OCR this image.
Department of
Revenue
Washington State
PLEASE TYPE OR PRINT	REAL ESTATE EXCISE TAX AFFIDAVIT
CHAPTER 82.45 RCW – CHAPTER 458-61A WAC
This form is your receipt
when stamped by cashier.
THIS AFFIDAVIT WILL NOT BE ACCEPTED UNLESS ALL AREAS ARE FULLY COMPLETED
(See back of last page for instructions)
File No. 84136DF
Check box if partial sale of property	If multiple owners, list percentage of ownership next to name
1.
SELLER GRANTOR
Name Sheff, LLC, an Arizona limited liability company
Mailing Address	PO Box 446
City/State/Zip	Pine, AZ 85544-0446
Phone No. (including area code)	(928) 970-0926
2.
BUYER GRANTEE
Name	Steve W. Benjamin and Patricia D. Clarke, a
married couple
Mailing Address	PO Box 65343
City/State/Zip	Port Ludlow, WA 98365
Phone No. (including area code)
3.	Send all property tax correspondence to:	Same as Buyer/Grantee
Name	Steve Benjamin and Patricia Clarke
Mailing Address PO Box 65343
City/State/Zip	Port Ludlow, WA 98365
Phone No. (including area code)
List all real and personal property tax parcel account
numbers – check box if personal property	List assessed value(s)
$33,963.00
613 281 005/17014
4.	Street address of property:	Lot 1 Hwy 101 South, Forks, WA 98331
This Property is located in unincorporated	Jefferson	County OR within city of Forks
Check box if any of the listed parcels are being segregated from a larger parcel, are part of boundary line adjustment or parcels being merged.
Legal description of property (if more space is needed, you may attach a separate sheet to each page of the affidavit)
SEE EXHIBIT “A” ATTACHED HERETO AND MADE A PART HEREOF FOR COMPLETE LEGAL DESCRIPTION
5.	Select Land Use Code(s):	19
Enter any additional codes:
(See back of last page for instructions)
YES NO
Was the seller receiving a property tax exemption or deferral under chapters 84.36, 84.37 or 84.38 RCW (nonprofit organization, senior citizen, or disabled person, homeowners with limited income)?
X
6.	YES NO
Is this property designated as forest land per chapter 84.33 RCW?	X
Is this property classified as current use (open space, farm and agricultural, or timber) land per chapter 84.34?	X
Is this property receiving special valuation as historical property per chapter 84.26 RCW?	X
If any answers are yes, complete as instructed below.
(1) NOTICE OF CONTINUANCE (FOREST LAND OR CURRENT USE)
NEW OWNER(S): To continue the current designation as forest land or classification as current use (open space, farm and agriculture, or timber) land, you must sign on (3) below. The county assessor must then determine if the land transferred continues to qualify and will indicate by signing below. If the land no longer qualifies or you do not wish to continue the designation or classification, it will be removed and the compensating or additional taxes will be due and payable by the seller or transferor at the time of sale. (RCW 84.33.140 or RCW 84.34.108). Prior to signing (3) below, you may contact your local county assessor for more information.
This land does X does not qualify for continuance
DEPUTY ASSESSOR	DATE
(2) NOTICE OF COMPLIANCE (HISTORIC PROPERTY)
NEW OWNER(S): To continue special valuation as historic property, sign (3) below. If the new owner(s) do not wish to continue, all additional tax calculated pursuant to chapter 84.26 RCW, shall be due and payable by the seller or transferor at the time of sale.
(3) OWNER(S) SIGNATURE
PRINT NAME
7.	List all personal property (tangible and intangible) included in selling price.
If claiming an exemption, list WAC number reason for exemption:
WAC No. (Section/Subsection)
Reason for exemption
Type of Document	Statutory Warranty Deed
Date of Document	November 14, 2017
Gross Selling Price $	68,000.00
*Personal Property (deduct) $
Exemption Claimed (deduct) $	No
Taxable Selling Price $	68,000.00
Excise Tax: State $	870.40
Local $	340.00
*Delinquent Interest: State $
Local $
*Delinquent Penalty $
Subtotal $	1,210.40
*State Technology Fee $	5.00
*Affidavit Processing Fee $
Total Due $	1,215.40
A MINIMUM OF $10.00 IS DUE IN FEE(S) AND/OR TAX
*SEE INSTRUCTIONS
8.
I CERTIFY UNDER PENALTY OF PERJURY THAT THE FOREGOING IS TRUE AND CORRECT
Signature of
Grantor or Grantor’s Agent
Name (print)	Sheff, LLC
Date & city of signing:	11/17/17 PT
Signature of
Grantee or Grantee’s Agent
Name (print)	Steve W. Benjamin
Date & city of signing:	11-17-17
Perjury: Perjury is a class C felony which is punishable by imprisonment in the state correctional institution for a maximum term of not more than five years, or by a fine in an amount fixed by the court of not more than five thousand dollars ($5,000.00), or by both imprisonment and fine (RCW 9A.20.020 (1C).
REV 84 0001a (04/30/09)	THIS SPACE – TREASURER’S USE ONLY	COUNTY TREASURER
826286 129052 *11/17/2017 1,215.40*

#### [Given problem]
Quote all the records exactly, please, leaving none out.

#### [Written reply]
OCR this image.
Department of
Revenue
Washington State
PLEASE TYPE OR PRINT	REAL ESTATE EXCISE TAX AFFIDAVIT
CHAPTER 82.45 RCW – CHAPTER 458-61A WAC
This form is your receipt
when stamped by cashier.
THIS AFFIDAVIT WILL NOT BE ACCEPTED UNLESS ALL AREAS ARE FULLY COMPLETED
(See back of last page for instructions)
File No. 84136DF
Check box if partial sale of property	If multiple owners, list percentage of ownership next to name
1.
SELLER GRANTOR
Name Sheff, LLC, an Arizona limited liability company
Mailing Address	PO Box 446
City/State/Zip	Pine, AZ 85544-0446
Phone No. (including area code)	(928) 970-0926
2.
BUYER GRANTEE
Name	Steve W. Benjamin and Patricia D. Clarke, a
married couple
Mailing Address	PO Box 65343
City/State/Zip	Port Ludlow, WA 98365
Phone No. (including area code)
3.	Send all property tax correspondence to:	Same as Buyer/Grantee
Name	Steve Benjamin and Patricia Clarke
Mailing Address PO Box 65343
City/State/Zip	Port Ludlow, WA 98365
Phone No. (including area code)
List all real and personal property tax parcel account
numbers – check box if personal property	List assessed value(s)
$33,963.00
613 281 005/17014
4.	Street address of property:	Lot 1 Hwy 101 South, Forks, WA 98331
This Property is located in unincorporated	Jefferson	County OR within city of Forks
Check box if any of the listed parcels are being segregated from a larger parcel, are part of boundary line adjustment or parcels being merged.
Legal description of property (if more space is needed, you may attach a separate sheet to each page of the affidavit)
SEE EXHIBIT “A” ATTACHED HERETO AND MADE A PART HEREOF FOR COMPLETE LEGAL DESCRIPTION
5.	Select Land Use Code(s):	19
Enter any additional codes:
(See back of last page for instructions)
YES NO
Was the seller receiving a property tax exemption or deferral under chapters 84.36, 84.37 or 84.38 RCW (nonprofit organization, senior citizen, or disabled person, homeowners with limited income)?
X
6.	YES NO
Is this property designated as forest land per chapter 84.33 RCW?	X
Is this property classified as current use (open space, farm and agricultural, or timber) land per chapter 84.34?	X
Is this property receiving special valuation as historical property per chapter 84.26 RCW?	X
If any answers are yes, complete as instructed below.
(1) NOTICE OF CONTINUANCE (FOREST LAND OR CURRENT USE)
NEW OWNER(S): To continue the current designation as forest land or classification as current use (open space, farm and agriculture, or timber) land, you must sign on (3) below. The county assessor must then determine if the land transferred continues to qualify and will indicate by signing below. If the land no longer qualifies or you do not wish to continue the designation or classification, it will be removed and the compensating or additional taxes will be due and payable by the seller or transferor at the time of sale. (RCW 84.33.140 or RCW 84.34.108). Prior to signing (3) below, you may contact your local county assessor for more information.
This land does X does not qualify for continuance
DEPUTY ASSESSOR	DATE
(2) NOTICE OF COMPLIANCE (HISTORIC PROPERTY)
NEW OWNER(S): To continue special valuation as historic property, sign (3) below. If the new owner(s) do not wish to continue, all additional tax calculated pursuant to chapter 84.26 RCW, shall be due and payable by the seller or transferor at the time of sale.
(3) OWNER(S) SIGNATURE
PRINT NAME
7.	List all personal property (tangible and intangible) included in selling price.
If claiming an exemption, list WAC number reason for exemption:
WAC No. (Section/Subsection)
Reason for exemption
Type of Document	Statutory Warranty Deed
Date of Document	November 14, 2017
Gross Selling Price $	68,000.00
*Personal Property (deduct) $
Exemption Claimed (deduct) $	No
Taxable Selling Price $	68,000.00
Excise Tax: State $	870.40
Local $	340.00
*Delinquent Interest: State $
Local $
*Delinquent Penalty $
Subtotal $	1,210.40
*State Technology Fee $	5.00
*Affidavit Processing Fee $
Total Due $	1,215.40
A MINIMUM OF $10.00 IS DUE IN FEE(S) AND/OR TAX
*SEE INSTRUCTIONS
8.
I CERTIFY UNDER PENALTY OF PERJURY THAT THE FOREGOING IS TRUE AND CORRECT
Signature of
Grantor or Grantor’s Agent
Name (print)	Sheff, LLC
Date & city of signing:	11/17/17 PT
Signature of
Grantee or Grantee’s Agent
Name (print)	Steve W. Benjamin
Date & city of signing:	11-17-17
Perjury: Perjury is a class C felony which is punishable by imprisonment in the state correctional institution for a maximum term of not more than five years, or by a fine in an amount fixed by the court of not more than five thousand dollars ($5,000.00), or by both imprisonment and fine (RCW 9A.20.020 (1C).
REV 84 0001a (04/30/09)	THIS SPACE – TREASURER’S USE ONLY	COUNTY TREASURER
826286 129052 *11/17/2017 1,215.40*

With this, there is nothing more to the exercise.